— GOAL OF THE EXERCISE —
Every entry must be repeated exactly. Exclude all pictures.

Records
▼▼▼
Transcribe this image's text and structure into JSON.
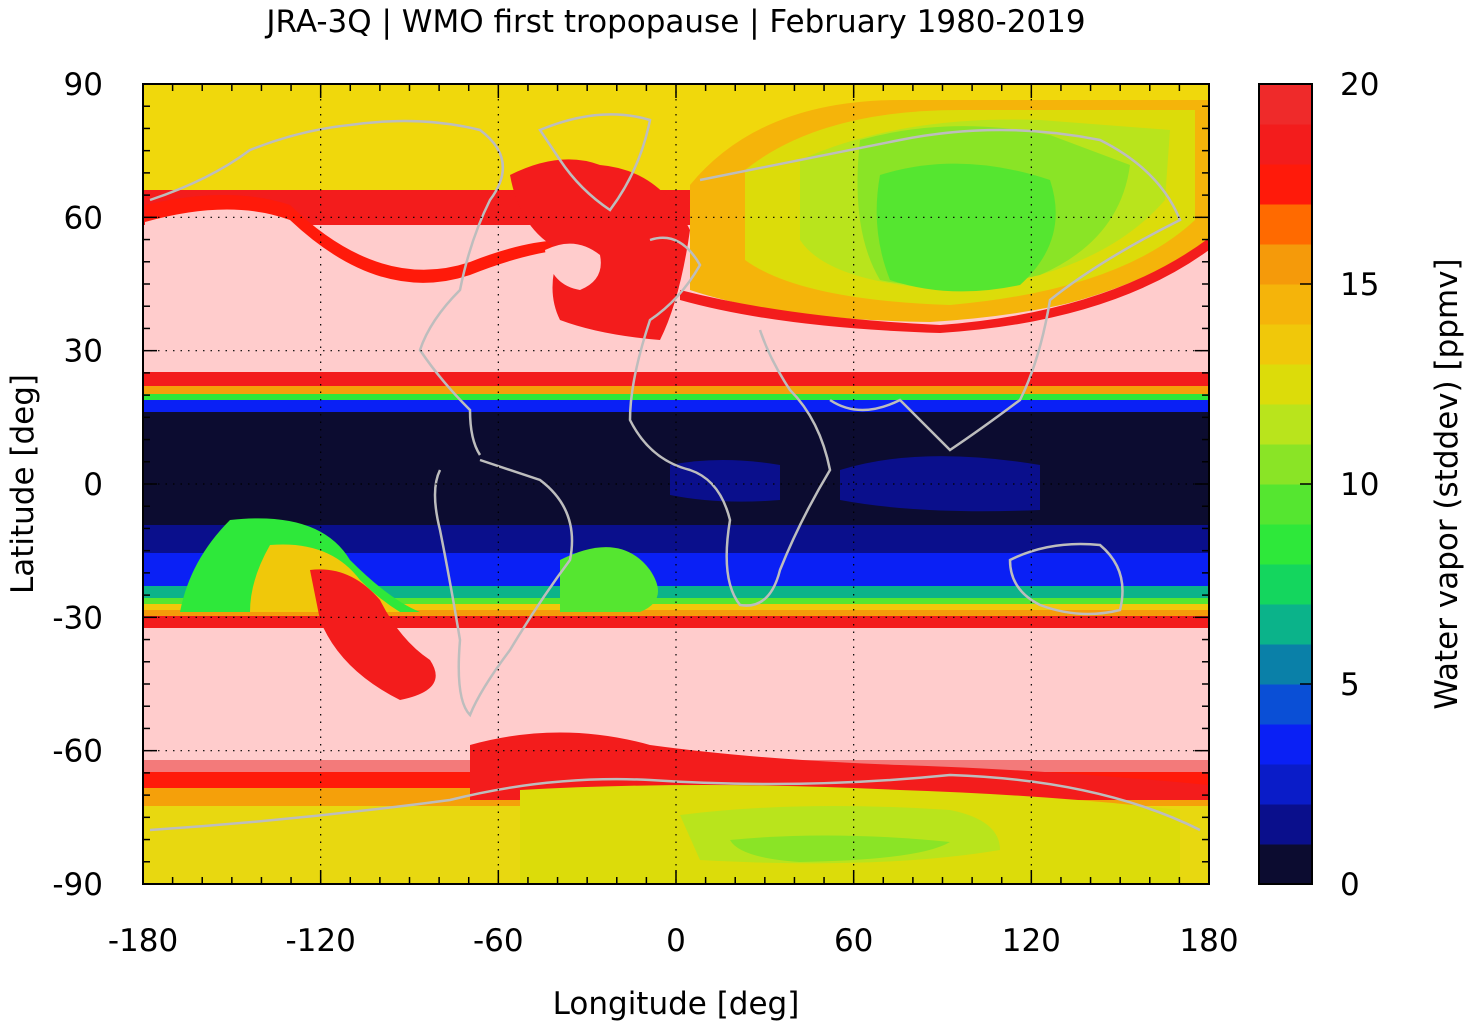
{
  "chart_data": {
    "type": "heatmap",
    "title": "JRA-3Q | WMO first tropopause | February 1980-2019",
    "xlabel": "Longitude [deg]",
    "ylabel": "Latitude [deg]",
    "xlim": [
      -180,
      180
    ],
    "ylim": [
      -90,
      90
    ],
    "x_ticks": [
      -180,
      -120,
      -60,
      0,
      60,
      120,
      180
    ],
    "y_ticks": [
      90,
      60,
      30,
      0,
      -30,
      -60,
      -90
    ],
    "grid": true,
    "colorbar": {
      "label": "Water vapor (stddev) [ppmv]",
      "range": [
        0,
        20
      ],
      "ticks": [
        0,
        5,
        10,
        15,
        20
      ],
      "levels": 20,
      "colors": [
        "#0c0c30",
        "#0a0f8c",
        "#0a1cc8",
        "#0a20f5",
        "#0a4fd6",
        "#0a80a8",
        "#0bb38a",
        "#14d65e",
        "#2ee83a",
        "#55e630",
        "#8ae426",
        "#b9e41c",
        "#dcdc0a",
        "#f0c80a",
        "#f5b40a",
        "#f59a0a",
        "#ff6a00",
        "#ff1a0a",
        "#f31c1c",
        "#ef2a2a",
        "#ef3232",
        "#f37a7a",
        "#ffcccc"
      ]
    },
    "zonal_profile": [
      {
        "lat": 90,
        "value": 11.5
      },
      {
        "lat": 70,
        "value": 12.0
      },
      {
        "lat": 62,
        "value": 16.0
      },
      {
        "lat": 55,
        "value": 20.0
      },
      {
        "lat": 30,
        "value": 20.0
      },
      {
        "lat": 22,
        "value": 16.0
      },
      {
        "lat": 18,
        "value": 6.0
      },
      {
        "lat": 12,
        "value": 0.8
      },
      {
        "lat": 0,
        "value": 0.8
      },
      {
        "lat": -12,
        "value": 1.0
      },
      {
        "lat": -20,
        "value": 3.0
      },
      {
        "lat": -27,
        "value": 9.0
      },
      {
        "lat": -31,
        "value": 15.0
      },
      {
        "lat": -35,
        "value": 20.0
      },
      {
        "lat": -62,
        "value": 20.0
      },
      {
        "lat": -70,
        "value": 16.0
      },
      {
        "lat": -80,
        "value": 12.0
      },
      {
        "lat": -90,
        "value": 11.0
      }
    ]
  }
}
▲▲▲
— EXPECTED OUTPUT —
Transcribe this image's text and structure into JSON.
{
  "chart_data": {
    "type": "heatmap",
    "title": "JRA-3Q | WMO first tropopause | February 1980-2019",
    "xlabel": "Longitude [deg]",
    "ylabel": "Latitude [deg]",
    "xlim": [
      -180,
      180
    ],
    "ylim": [
      -90,
      90
    ],
    "x_ticks": [
      -180,
      -120,
      -60,
      0,
      60,
      120,
      180
    ],
    "y_ticks": [
      90,
      60,
      30,
      0,
      -30,
      -60,
      -90
    ],
    "grid": true,
    "colorbar": {
      "label": "Water vapor (stddev) [ppmv]",
      "range": [
        0,
        20
      ],
      "ticks": [
        0,
        5,
        10,
        15,
        20
      ],
      "levels": 20,
      "colors": [
        "#0c0c30",
        "#0a0f8c",
        "#0a1cc8",
        "#0a20f5",
        "#0a4fd6",
        "#0a80a8",
        "#0bb38a",
        "#14d65e",
        "#2ee83a",
        "#55e630",
        "#8ae426",
        "#b9e41c",
        "#dcdc0a",
        "#f0c80a",
        "#f5b40a",
        "#f59a0a",
        "#ff6a00",
        "#ff1a0a",
        "#f31c1c",
        "#ef2a2a",
        "#ef3232",
        "#f37a7a",
        "#ffcccc"
      ]
    },
    "zonal_profile": [
      {
        "lat": 90,
        "value": 11.5
      },
      {
        "lat": 70,
        "value": 12.0
      },
      {
        "lat": 62,
        "value": 16.0
      },
      {
        "lat": 55,
        "value": 20.0
      },
      {
        "lat": 30,
        "value": 20.0
      },
      {
        "lat": 22,
        "value": 16.0
      },
      {
        "lat": 18,
        "value": 6.0
      },
      {
        "lat": 12,
        "value": 0.8
      },
      {
        "lat": 0,
        "value": 0.8
      },
      {
        "lat": -12,
        "value": 1.0
      },
      {
        "lat": -20,
        "value": 3.0
      },
      {
        "lat": -27,
        "value": 9.0
      },
      {
        "lat": -31,
        "value": 15.0
      },
      {
        "lat": -35,
        "value": 20.0
      },
      {
        "lat": -62,
        "value": 20.0
      },
      {
        "lat": -70,
        "value": 16.0
      },
      {
        "lat": -80,
        "value": 12.0
      },
      {
        "lat": -90,
        "value": 11.0
      }
    ]
  }
}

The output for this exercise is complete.